[Stored dataset items]
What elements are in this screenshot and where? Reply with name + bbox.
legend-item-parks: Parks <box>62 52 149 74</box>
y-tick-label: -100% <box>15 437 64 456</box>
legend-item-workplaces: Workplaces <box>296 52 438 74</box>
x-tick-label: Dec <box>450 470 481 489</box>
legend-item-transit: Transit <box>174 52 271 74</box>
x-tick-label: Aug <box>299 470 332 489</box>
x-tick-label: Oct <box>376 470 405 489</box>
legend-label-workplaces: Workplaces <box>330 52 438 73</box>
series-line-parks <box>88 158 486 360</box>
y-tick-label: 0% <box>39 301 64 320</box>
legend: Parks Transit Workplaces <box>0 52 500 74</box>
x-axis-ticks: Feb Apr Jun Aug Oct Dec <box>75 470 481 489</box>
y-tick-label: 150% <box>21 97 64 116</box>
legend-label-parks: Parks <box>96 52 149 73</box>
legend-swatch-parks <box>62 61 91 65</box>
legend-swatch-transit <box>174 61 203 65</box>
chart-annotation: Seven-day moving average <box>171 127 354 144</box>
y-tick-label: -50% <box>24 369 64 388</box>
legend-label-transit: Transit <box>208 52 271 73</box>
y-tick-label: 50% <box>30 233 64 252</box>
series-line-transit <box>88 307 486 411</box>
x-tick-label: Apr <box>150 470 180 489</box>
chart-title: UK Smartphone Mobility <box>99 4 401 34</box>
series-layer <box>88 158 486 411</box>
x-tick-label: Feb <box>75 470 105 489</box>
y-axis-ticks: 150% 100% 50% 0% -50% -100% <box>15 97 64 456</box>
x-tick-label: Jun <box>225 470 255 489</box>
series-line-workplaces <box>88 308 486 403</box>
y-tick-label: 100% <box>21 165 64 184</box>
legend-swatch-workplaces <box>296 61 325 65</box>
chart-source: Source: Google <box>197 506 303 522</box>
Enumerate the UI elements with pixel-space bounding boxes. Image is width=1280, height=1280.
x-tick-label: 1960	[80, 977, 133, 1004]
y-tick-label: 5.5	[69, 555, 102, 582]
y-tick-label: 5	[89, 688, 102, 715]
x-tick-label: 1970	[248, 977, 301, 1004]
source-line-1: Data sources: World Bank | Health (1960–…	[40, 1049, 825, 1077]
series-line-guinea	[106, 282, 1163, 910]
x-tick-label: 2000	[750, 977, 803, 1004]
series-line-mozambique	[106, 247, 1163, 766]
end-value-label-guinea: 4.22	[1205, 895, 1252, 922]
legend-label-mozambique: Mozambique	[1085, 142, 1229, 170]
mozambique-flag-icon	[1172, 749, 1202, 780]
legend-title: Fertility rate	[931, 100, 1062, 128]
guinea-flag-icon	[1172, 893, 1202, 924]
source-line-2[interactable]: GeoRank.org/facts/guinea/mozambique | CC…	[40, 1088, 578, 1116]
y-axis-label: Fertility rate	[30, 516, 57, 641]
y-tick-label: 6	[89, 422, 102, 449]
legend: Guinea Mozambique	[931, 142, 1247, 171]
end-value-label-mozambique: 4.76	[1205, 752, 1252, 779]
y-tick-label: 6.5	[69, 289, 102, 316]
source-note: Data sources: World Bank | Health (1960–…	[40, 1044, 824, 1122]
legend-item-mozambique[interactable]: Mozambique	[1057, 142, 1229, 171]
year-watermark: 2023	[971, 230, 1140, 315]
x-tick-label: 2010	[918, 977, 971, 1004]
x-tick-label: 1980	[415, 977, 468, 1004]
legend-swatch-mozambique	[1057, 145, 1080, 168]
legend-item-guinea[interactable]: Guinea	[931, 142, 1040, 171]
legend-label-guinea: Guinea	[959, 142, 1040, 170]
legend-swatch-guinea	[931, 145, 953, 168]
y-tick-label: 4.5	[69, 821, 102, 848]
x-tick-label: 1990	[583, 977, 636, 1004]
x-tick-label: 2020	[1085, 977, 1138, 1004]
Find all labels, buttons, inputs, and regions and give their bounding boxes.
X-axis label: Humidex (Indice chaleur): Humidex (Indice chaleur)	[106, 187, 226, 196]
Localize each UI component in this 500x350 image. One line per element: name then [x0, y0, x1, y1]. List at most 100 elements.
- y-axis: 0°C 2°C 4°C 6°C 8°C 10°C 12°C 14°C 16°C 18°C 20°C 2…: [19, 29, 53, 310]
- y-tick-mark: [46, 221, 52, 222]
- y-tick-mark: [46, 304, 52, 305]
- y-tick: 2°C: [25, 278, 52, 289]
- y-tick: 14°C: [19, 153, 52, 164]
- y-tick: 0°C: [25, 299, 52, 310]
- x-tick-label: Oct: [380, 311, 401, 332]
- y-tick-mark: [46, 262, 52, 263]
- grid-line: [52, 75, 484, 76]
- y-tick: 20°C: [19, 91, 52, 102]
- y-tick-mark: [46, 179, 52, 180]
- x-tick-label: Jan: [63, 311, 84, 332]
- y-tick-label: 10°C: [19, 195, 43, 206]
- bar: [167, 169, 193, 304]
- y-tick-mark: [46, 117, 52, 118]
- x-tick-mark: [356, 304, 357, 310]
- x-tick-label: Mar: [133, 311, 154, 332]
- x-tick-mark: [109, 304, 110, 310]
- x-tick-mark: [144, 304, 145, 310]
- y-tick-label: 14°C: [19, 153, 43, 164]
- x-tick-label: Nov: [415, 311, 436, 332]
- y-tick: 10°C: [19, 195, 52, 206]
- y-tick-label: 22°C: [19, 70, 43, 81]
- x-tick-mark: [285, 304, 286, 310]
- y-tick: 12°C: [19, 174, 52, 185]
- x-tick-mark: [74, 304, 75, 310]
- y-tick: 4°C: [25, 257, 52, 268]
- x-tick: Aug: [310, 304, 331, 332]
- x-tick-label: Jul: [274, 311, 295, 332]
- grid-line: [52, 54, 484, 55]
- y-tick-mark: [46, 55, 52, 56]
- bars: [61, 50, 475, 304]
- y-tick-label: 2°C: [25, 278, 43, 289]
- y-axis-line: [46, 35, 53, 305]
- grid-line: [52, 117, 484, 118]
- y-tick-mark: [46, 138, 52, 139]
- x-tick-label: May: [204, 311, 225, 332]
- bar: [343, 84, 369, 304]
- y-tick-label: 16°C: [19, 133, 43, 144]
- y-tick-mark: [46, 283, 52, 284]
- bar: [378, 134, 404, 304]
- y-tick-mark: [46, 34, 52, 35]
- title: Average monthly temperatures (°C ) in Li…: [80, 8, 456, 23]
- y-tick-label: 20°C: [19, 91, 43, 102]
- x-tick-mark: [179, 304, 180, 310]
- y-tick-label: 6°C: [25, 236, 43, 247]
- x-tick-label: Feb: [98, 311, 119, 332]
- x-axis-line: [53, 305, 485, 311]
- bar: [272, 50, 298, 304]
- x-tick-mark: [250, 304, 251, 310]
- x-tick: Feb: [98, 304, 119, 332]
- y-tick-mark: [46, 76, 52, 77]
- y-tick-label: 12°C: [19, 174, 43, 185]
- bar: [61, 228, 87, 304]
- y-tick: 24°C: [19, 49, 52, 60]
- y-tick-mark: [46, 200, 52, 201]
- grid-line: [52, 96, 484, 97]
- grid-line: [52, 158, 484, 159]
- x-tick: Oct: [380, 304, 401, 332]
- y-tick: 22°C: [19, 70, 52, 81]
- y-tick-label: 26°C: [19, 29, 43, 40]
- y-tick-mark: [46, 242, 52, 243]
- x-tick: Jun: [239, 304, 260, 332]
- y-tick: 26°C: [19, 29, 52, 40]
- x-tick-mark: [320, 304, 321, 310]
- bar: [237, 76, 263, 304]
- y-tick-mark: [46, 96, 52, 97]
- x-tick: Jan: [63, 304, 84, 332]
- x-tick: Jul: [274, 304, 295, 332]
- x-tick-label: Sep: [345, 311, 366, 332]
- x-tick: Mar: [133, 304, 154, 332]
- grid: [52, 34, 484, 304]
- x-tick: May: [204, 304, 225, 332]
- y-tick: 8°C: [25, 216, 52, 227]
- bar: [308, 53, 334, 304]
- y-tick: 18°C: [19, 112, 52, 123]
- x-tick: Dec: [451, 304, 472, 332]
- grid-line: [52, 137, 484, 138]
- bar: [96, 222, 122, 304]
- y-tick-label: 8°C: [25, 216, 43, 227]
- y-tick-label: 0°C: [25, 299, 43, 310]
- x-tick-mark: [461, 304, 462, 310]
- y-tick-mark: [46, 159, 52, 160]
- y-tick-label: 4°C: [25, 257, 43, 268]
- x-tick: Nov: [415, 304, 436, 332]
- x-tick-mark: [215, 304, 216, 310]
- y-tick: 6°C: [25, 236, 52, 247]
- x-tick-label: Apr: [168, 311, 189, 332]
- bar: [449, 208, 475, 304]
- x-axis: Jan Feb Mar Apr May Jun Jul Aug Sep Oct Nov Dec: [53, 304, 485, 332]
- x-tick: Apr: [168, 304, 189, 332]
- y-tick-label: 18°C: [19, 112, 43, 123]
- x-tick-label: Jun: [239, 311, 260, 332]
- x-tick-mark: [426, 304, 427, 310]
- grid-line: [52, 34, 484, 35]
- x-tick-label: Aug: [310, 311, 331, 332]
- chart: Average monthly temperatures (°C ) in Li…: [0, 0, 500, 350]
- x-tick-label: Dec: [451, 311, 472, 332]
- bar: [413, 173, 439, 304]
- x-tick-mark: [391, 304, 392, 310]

» WHAT THE TASK ASKS: How many lines in the records above contain the string "swatch"? Reply with the number only.

» OUTPUT OF THE EXERCISE: 5